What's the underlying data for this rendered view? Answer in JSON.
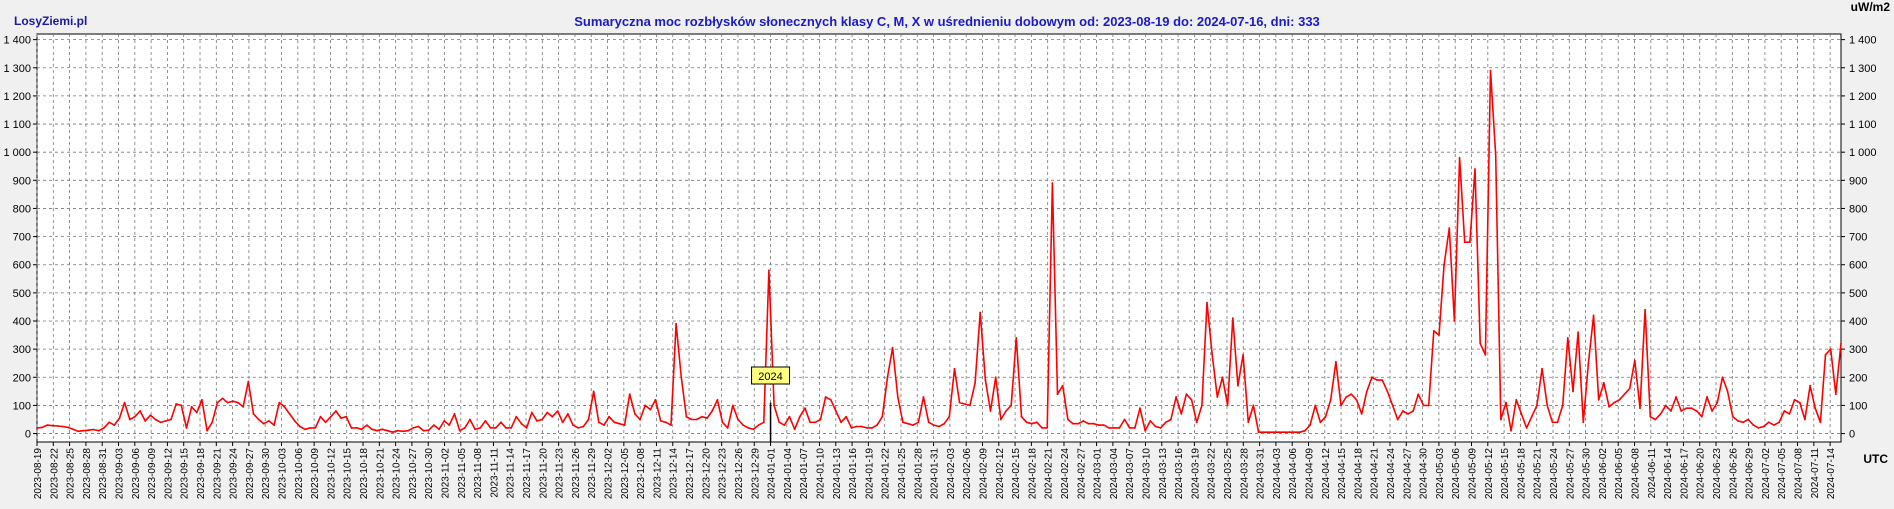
{
  "brand": "LosyZiemi.pl",
  "chart_data": {
    "type": "line",
    "title": "Sumaryczna moc rozbłysków słonecznych klasy C, M, X w uśrednieniu dobowym od: 2023-08-19 do: 2024-07-16, dni: 333",
    "unit_label": "uW/m2",
    "xlabel": "UTC",
    "ylim": [
      -30,
      1420
    ],
    "yticks": [
      "1 400",
      "1 300",
      "1 200",
      "1 100",
      "1 000",
      "900",
      "800",
      "700",
      "600",
      "500",
      "400",
      "300",
      "200",
      "100",
      "0"
    ],
    "ytick_values": [
      1400,
      1300,
      1200,
      1100,
      1000,
      900,
      800,
      700,
      600,
      500,
      400,
      300,
      200,
      100,
      0
    ],
    "x_start": "2023-08-19",
    "x_end": "2024-07-16",
    "x_tick_labels": [
      "2023-08-19",
      "2023-08-22",
      "2023-08-25",
      "2023-08-28",
      "2023-08-31",
      "2023-09-03",
      "2023-09-06",
      "2023-09-09",
      "2023-09-12",
      "2023-09-15",
      "2023-09-18",
      "2023-09-21",
      "2023-09-24",
      "2023-09-27",
      "2023-09-30",
      "2023-10-03",
      "2023-10-06",
      "2023-10-09",
      "2023-10-12",
      "2023-10-15",
      "2023-10-18",
      "2023-10-21",
      "2023-10-24",
      "2023-10-27",
      "2023-10-30",
      "2023-11-02",
      "2023-11-05",
      "2023-11-08",
      "2023-11-11",
      "2023-11-14",
      "2023-11-17",
      "2023-11-20",
      "2023-11-23",
      "2023-11-26",
      "2023-11-29",
      "2023-12-02",
      "2023-12-05",
      "2023-12-08",
      "2023-12-11",
      "2023-12-14",
      "2023-12-17",
      "2023-12-20",
      "2023-12-23",
      "2023-12-26",
      "2023-12-29",
      "2024-01-01",
      "2024-01-04",
      "2024-01-07",
      "2024-01-10",
      "2024-01-13",
      "2024-01-16",
      "2024-01-19",
      "2024-01-22",
      "2024-01-25",
      "2024-01-28",
      "2024-01-31",
      "2024-02-03",
      "2024-02-06",
      "2024-02-09",
      "2024-02-12",
      "2024-02-15",
      "2024-02-18",
      "2024-02-21",
      "2024-02-24",
      "2024-02-27",
      "2024-03-01",
      "2024-03-04",
      "2024-03-07",
      "2024-03-10",
      "2024-03-13",
      "2024-03-16",
      "2024-03-19",
      "2024-03-22",
      "2024-03-25",
      "2024-03-28",
      "2024-03-31",
      "2024-04-03",
      "2024-04-06",
      "2024-04-09",
      "2024-04-12",
      "2024-04-15",
      "2024-04-18",
      "2024-04-21",
      "2024-04-24",
      "2024-04-27",
      "2024-04-30",
      "2024-05-03",
      "2024-05-06",
      "2024-05-09",
      "2024-05-12",
      "2024-05-15",
      "2024-05-18",
      "2024-05-21",
      "2024-05-24",
      "2024-05-27",
      "2024-05-30",
      "2024-06-02",
      "2024-06-05",
      "2024-06-08",
      "2024-06-11",
      "2024-06-14",
      "2024-06-17",
      "2024-06-20",
      "2024-06-23",
      "2024-06-26",
      "2024-06-29",
      "2024-07-02",
      "2024-07-05",
      "2024-07-08",
      "2024-07-11",
      "2024-07-14"
    ],
    "year_marker": {
      "label": "2024",
      "date": "2024-01-01"
    },
    "grid": true,
    "line_color": "#ff0000",
    "series": [
      {
        "values": [
          20,
          22,
          30,
          28,
          27,
          25,
          22,
          15,
          8,
          10,
          12,
          14,
          10,
          20,
          40,
          30,
          55,
          110,
          50,
          60,
          80,
          45,
          65,
          50,
          40,
          45,
          50,
          105,
          100,
          20,
          95,
          75,
          120,
          10,
          40,
          110,
          125,
          110,
          115,
          110,
          95,
          185,
          70,
          50,
          35,
          45,
          30,
          110,
          95,
          70,
          45,
          25,
          15,
          20,
          20,
          60,
          40,
          60,
          80,
          55,
          60,
          20,
          20,
          15,
          30,
          15,
          10,
          15,
          10,
          5,
          10,
          8,
          10,
          20,
          25,
          10,
          12,
          30,
          15,
          45,
          30,
          70,
          10,
          20,
          50,
          15,
          20,
          45,
          20,
          20,
          40,
          20,
          20,
          60,
          35,
          20,
          75,
          45,
          50,
          75,
          60,
          80,
          40,
          70,
          30,
          20,
          25,
          50,
          150,
          40,
          30,
          60,
          40,
          35,
          30,
          140,
          70,
          50,
          100,
          85,
          120,
          45,
          40,
          30,
          390,
          200,
          60,
          50,
          50,
          60,
          55,
          80,
          120,
          40,
          20,
          100,
          50,
          30,
          20,
          15,
          30,
          40,
          580,
          100,
          40,
          30,
          60,
          15,
          60,
          90,
          40,
          40,
          50,
          130,
          120,
          80,
          40,
          60,
          20,
          25,
          25,
          20,
          20,
          30,
          60,
          200,
          305,
          130,
          40,
          35,
          30,
          40,
          130,
          40,
          30,
          25,
          35,
          60,
          230,
          110,
          105,
          100,
          180,
          430,
          190,
          80,
          200,
          50,
          80,
          100,
          340,
          60,
          40,
          35,
          40,
          20,
          20,
          890,
          140,
          170,
          50,
          35,
          35,
          45,
          35,
          35,
          30,
          30,
          20,
          20,
          20,
          50,
          20,
          20,
          90,
          10,
          45,
          25,
          20,
          40,
          50,
          130,
          70,
          140,
          120,
          40,
          100,
          465,
          280,
          130,
          200,
          100,
          410,
          170,
          280,
          40,
          100,
          5,
          5,
          5,
          5,
          5,
          5,
          5,
          5,
          5,
          10,
          30,
          100,
          40,
          60,
          120,
          255,
          100,
          130,
          140,
          120,
          70,
          150,
          200,
          190,
          190,
          150,
          100,
          50,
          80,
          70,
          80,
          140,
          100,
          100,
          365,
          350,
          600,
          730,
          400,
          980,
          680,
          680,
          940,
          320,
          280,
          1290,
          990,
          50,
          110,
          10,
          120,
          70,
          20,
          60,
          100,
          230,
          100,
          40,
          40,
          100,
          340,
          150,
          360,
          40,
          250,
          420,
          120,
          180,
          95,
          110,
          120,
          140,
          160,
          260,
          90,
          440,
          60,
          50,
          70,
          100,
          80,
          130,
          80,
          90,
          90,
          80,
          60,
          130,
          80,
          110,
          200,
          150,
          60,
          45,
          40,
          50,
          30,
          20,
          25,
          40,
          30,
          40,
          80,
          70,
          120,
          110,
          50,
          170,
          90,
          40,
          280,
          300,
          140,
          320
        ]
      }
    ]
  }
}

○ ○ ○ ○

AIM: The material above holds pictures; copy everything else in it exactly.

FINAL RESULT:
What's the underlying data for this rendered view? Answer in JSON.
{
  "brand": "LosyZiemi.pl",
  "chart_data": {
    "type": "line",
    "title": "Sumaryczna moc rozbłysków słonecznych klasy C, M, X w uśrednieniu dobowym od: 2023-08-19 do: 2024-07-16, dni: 333",
    "unit_label": "uW/m2",
    "xlabel": "UTC",
    "ylim": [
      -30,
      1420
    ],
    "yticks": [
      "1 400",
      "1 300",
      "1 200",
      "1 100",
      "1 000",
      "900",
      "800",
      "700",
      "600",
      "500",
      "400",
      "300",
      "200",
      "100",
      "0"
    ],
    "ytick_values": [
      1400,
      1300,
      1200,
      1100,
      1000,
      900,
      800,
      700,
      600,
      500,
      400,
      300,
      200,
      100,
      0
    ],
    "x_start": "2023-08-19",
    "x_end": "2024-07-16",
    "x_tick_labels": [
      "2023-08-19",
      "2023-08-22",
      "2023-08-25",
      "2023-08-28",
      "2023-08-31",
      "2023-09-03",
      "2023-09-06",
      "2023-09-09",
      "2023-09-12",
      "2023-09-15",
      "2023-09-18",
      "2023-09-21",
      "2023-09-24",
      "2023-09-27",
      "2023-09-30",
      "2023-10-03",
      "2023-10-06",
      "2023-10-09",
      "2023-10-12",
      "2023-10-15",
      "2023-10-18",
      "2023-10-21",
      "2023-10-24",
      "2023-10-27",
      "2023-10-30",
      "2023-11-02",
      "2023-11-05",
      "2023-11-08",
      "2023-11-11",
      "2023-11-14",
      "2023-11-17",
      "2023-11-20",
      "2023-11-23",
      "2023-11-26",
      "2023-11-29",
      "2023-12-02",
      "2023-12-05",
      "2023-12-08",
      "2023-12-11",
      "2023-12-14",
      "2023-12-17",
      "2023-12-20",
      "2023-12-23",
      "2023-12-26",
      "2023-12-29",
      "2024-01-01",
      "2024-01-04",
      "2024-01-07",
      "2024-01-10",
      "2024-01-13",
      "2024-01-16",
      "2024-01-19",
      "2024-01-22",
      "2024-01-25",
      "2024-01-28",
      "2024-01-31",
      "2024-02-03",
      "2024-02-06",
      "2024-02-09",
      "2024-02-12",
      "2024-02-15",
      "2024-02-18",
      "2024-02-21",
      "2024-02-24",
      "2024-02-27",
      "2024-03-01",
      "2024-03-04",
      "2024-03-07",
      "2024-03-10",
      "2024-03-13",
      "2024-03-16",
      "2024-03-19",
      "2024-03-22",
      "2024-03-25",
      "2024-03-28",
      "2024-03-31",
      "2024-04-03",
      "2024-04-06",
      "2024-04-09",
      "2024-04-12",
      "2024-04-15",
      "2024-04-18",
      "2024-04-21",
      "2024-04-24",
      "2024-04-27",
      "2024-04-30",
      "2024-05-03",
      "2024-05-06",
      "2024-05-09",
      "2024-05-12",
      "2024-05-15",
      "2024-05-18",
      "2024-05-21",
      "2024-05-24",
      "2024-05-27",
      "2024-05-30",
      "2024-06-02",
      "2024-06-05",
      "2024-06-08",
      "2024-06-11",
      "2024-06-14",
      "2024-06-17",
      "2024-06-20",
      "2024-06-23",
      "2024-06-26",
      "2024-06-29",
      "2024-07-02",
      "2024-07-05",
      "2024-07-08",
      "2024-07-11",
      "2024-07-14"
    ],
    "year_marker": {
      "label": "2024",
      "date": "2024-01-01"
    },
    "grid": true,
    "line_color": "#ff0000",
    "series": [
      {
        "values": [
          20,
          22,
          30,
          28,
          27,
          25,
          22,
          15,
          8,
          10,
          12,
          14,
          10,
          20,
          40,
          30,
          55,
          110,
          50,
          60,
          80,
          45,
          65,
          50,
          40,
          45,
          50,
          105,
          100,
          20,
          95,
          75,
          120,
          10,
          40,
          110,
          125,
          110,
          115,
          110,
          95,
          185,
          70,
          50,
          35,
          45,
          30,
          110,
          95,
          70,
          45,
          25,
          15,
          20,
          20,
          60,
          40,
          60,
          80,
          55,
          60,
          20,
          20,
          15,
          30,
          15,
          10,
          15,
          10,
          5,
          10,
          8,
          10,
          20,
          25,
          10,
          12,
          30,
          15,
          45,
          30,
          70,
          10,
          20,
          50,
          15,
          20,
          45,
          20,
          20,
          40,
          20,
          20,
          60,
          35,
          20,
          75,
          45,
          50,
          75,
          60,
          80,
          40,
          70,
          30,
          20,
          25,
          50,
          150,
          40,
          30,
          60,
          40,
          35,
          30,
          140,
          70,
          50,
          100,
          85,
          120,
          45,
          40,
          30,
          390,
          200,
          60,
          50,
          50,
          60,
          55,
          80,
          120,
          40,
          20,
          100,
          50,
          30,
          20,
          15,
          30,
          40,
          580,
          100,
          40,
          30,
          60,
          15,
          60,
          90,
          40,
          40,
          50,
          130,
          120,
          80,
          40,
          60,
          20,
          25,
          25,
          20,
          20,
          30,
          60,
          200,
          305,
          130,
          40,
          35,
          30,
          40,
          130,
          40,
          30,
          25,
          35,
          60,
          230,
          110,
          105,
          100,
          180,
          430,
          190,
          80,
          200,
          50,
          80,
          100,
          340,
          60,
          40,
          35,
          40,
          20,
          20,
          890,
          140,
          170,
          50,
          35,
          35,
          45,
          35,
          35,
          30,
          30,
          20,
          20,
          20,
          50,
          20,
          20,
          90,
          10,
          45,
          25,
          20,
          40,
          50,
          130,
          70,
          140,
          120,
          40,
          100,
          465,
          280,
          130,
          200,
          100,
          410,
          170,
          280,
          40,
          100,
          5,
          5,
          5,
          5,
          5,
          5,
          5,
          5,
          5,
          10,
          30,
          100,
          40,
          60,
          120,
          255,
          100,
          130,
          140,
          120,
          70,
          150,
          200,
          190,
          190,
          150,
          100,
          50,
          80,
          70,
          80,
          140,
          100,
          100,
          365,
          350,
          600,
          730,
          400,
          980,
          680,
          680,
          940,
          320,
          280,
          1290,
          990,
          50,
          110,
          10,
          120,
          70,
          20,
          60,
          100,
          230,
          100,
          40,
          40,
          100,
          340,
          150,
          360,
          40,
          250,
          420,
          120,
          180,
          95,
          110,
          120,
          140,
          160,
          260,
          90,
          440,
          60,
          50,
          70,
          100,
          80,
          130,
          80,
          90,
          90,
          80,
          60,
          130,
          80,
          110,
          200,
          150,
          60,
          45,
          40,
          50,
          30,
          20,
          25,
          40,
          30,
          40,
          80,
          70,
          120,
          110,
          50,
          170,
          90,
          40,
          280,
          300,
          140,
          320
        ]
      }
    ]
  }
}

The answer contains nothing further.